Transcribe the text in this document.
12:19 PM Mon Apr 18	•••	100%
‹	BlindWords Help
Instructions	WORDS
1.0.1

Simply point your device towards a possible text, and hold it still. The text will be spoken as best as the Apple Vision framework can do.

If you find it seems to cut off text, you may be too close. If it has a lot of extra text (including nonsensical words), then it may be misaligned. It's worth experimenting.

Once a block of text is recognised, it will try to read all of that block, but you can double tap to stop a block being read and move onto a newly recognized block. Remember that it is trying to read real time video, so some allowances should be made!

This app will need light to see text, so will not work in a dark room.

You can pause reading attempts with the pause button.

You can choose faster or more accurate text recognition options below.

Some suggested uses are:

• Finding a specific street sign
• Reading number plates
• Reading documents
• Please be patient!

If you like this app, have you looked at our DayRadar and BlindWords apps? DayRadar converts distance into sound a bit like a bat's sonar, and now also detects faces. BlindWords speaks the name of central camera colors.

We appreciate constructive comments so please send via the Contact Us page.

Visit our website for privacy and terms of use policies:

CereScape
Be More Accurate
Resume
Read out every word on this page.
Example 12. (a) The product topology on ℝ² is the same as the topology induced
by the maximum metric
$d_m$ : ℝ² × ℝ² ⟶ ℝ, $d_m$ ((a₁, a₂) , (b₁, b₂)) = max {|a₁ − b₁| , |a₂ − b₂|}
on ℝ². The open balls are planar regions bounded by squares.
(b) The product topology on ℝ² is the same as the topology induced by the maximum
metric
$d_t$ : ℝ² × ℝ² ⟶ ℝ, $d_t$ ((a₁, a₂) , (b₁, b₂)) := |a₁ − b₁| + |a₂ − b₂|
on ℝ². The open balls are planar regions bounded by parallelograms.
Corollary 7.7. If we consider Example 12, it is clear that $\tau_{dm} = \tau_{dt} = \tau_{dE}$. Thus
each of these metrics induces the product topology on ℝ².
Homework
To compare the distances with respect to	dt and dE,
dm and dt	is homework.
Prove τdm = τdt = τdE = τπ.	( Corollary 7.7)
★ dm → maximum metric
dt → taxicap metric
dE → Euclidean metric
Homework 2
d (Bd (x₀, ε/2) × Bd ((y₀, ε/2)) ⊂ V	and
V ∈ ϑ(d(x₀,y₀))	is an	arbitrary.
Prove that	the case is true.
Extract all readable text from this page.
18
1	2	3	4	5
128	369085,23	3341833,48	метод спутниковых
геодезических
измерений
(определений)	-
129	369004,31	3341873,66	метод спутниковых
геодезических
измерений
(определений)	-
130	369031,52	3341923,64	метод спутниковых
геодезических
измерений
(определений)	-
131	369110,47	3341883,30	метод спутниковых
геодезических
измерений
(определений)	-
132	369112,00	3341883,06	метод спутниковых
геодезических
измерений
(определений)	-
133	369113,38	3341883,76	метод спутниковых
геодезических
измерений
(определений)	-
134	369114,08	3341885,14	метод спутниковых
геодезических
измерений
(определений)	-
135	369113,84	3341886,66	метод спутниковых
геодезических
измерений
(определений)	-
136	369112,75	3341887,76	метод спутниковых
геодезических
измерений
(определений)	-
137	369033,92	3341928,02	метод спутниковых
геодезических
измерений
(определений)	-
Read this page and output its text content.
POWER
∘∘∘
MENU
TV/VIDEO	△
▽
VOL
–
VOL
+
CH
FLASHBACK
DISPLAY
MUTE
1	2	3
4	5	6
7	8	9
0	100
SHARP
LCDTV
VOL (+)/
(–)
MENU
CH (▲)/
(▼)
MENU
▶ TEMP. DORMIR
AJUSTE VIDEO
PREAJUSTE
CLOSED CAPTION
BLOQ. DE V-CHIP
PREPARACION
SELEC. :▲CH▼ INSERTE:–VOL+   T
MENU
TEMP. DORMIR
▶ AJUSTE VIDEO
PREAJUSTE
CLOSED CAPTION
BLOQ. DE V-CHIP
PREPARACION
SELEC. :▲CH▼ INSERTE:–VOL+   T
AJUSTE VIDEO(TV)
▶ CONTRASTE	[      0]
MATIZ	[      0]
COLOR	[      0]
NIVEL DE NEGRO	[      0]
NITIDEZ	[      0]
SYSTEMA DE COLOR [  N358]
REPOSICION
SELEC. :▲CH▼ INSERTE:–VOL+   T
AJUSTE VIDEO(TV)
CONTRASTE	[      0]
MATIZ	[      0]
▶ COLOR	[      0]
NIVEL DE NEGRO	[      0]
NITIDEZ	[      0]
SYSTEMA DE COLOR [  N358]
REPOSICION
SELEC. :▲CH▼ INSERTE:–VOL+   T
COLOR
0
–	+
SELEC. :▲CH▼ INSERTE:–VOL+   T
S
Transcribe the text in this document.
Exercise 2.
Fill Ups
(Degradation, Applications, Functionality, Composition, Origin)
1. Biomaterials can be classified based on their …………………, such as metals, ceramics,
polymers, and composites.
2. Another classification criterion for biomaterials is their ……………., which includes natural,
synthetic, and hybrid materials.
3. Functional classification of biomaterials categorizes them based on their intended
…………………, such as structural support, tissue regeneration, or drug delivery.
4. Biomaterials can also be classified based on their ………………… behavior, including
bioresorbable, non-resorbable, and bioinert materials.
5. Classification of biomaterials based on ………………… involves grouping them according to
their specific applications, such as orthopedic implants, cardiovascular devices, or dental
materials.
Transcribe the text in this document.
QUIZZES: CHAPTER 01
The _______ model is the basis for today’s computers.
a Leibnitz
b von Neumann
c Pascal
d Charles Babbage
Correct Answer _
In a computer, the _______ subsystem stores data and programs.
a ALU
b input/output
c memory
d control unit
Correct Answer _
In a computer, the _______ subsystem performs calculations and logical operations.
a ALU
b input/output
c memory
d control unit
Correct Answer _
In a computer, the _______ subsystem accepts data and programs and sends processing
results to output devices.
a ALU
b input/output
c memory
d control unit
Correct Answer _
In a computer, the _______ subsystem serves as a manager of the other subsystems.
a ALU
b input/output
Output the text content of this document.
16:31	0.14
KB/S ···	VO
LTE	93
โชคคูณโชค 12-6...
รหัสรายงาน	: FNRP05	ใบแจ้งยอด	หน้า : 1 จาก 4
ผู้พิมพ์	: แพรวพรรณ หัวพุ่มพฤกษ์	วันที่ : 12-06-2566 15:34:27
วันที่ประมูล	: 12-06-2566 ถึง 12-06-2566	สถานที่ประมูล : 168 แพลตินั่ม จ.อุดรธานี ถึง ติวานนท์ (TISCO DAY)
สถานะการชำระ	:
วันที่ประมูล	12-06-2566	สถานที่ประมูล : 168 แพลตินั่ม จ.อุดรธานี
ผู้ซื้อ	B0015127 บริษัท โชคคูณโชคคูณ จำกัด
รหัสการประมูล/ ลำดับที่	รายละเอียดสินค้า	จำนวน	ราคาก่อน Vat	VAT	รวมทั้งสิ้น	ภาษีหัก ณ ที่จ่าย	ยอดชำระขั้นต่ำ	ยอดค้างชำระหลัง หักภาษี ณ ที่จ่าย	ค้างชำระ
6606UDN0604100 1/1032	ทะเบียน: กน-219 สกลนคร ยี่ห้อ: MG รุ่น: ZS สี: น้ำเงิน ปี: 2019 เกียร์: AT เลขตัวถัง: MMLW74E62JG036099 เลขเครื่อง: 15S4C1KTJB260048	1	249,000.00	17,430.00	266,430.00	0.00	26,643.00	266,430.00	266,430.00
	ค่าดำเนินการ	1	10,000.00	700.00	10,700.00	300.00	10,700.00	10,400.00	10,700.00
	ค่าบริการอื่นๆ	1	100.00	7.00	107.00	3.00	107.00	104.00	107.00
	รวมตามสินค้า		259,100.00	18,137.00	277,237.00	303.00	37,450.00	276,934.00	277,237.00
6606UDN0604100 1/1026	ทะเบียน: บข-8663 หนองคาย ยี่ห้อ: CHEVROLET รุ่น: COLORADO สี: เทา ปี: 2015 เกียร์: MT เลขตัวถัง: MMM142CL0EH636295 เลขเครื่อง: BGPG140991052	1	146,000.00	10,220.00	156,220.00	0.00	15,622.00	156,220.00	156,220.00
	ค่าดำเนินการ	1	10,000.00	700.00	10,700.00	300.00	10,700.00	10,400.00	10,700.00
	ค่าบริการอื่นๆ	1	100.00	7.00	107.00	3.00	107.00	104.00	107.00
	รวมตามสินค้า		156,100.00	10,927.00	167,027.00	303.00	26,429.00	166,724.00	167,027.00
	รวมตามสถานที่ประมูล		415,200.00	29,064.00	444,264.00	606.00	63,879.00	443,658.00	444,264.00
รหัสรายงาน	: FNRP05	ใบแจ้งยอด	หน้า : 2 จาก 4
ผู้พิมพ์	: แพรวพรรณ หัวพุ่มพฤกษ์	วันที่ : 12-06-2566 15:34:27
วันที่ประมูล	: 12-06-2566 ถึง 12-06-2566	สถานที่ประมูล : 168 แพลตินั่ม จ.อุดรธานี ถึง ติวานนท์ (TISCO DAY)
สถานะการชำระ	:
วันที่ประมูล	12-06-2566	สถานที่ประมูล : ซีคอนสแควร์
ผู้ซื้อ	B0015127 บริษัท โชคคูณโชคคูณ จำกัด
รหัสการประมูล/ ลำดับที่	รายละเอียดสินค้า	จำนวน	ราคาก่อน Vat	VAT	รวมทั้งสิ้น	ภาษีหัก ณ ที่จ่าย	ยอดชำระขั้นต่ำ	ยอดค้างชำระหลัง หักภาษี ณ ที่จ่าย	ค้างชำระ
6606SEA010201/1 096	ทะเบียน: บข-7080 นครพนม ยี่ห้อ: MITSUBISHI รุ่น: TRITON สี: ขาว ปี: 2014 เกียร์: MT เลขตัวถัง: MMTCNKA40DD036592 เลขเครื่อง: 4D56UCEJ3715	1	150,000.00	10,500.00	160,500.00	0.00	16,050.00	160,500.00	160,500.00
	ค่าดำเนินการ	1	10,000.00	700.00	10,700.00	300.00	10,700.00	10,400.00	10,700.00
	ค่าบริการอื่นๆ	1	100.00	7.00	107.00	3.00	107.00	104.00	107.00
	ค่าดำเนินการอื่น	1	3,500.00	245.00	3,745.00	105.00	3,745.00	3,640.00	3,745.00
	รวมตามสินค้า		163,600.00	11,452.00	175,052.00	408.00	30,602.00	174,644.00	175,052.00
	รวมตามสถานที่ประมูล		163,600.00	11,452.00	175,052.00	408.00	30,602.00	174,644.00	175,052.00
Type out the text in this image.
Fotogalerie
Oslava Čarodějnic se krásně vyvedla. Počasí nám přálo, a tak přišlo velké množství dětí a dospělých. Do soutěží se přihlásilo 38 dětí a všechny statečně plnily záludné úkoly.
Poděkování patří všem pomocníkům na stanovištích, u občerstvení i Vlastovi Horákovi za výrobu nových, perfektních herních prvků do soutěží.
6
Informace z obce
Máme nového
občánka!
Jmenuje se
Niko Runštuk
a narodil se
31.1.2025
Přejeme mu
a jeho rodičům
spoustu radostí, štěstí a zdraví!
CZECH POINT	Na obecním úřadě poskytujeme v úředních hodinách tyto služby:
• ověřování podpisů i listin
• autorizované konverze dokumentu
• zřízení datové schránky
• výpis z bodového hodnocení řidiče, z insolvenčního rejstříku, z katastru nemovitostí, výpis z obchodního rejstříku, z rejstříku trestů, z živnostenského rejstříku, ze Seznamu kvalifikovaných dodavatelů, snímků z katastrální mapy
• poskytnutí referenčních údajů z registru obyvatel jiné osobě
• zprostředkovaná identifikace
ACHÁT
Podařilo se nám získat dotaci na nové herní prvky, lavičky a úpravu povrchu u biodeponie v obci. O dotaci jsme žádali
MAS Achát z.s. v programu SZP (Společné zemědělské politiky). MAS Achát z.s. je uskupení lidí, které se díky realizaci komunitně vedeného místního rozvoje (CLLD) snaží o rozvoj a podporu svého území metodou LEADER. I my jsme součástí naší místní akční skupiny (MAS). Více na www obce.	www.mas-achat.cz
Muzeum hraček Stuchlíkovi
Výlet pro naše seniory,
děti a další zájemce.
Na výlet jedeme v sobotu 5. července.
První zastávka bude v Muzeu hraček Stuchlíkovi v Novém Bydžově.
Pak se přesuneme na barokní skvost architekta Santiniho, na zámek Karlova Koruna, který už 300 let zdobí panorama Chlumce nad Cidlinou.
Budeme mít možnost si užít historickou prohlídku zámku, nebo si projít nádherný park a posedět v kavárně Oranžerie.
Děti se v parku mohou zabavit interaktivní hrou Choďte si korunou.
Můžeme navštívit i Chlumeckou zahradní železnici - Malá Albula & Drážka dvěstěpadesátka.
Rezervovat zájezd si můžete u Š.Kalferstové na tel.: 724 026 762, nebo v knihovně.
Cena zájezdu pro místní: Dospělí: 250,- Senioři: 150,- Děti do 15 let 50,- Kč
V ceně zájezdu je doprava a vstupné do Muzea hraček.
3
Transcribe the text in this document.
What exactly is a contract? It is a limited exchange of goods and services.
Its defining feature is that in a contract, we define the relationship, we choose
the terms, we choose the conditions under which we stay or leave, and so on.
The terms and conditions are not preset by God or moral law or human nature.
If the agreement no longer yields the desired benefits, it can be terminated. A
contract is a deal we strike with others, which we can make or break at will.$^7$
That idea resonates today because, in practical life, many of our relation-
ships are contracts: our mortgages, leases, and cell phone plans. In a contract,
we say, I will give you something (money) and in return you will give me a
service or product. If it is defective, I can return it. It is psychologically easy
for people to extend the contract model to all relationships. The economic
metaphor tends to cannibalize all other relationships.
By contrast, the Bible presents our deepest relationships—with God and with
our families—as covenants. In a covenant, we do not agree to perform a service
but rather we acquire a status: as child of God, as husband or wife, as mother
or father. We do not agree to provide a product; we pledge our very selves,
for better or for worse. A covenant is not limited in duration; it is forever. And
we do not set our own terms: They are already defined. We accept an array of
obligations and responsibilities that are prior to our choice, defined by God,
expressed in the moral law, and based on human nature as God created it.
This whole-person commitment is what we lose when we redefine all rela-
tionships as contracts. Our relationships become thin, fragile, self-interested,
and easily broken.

------------------------------------------------------------

> OBJECTIVE
Scan the lines for the string "them". Pick out every line that has it.

> OUTPUT OF THE TASK
3. Functional classification of biomaterials categorizes them based on their intended
5. Classification of biomaterials based on ………………… involves grouping them according to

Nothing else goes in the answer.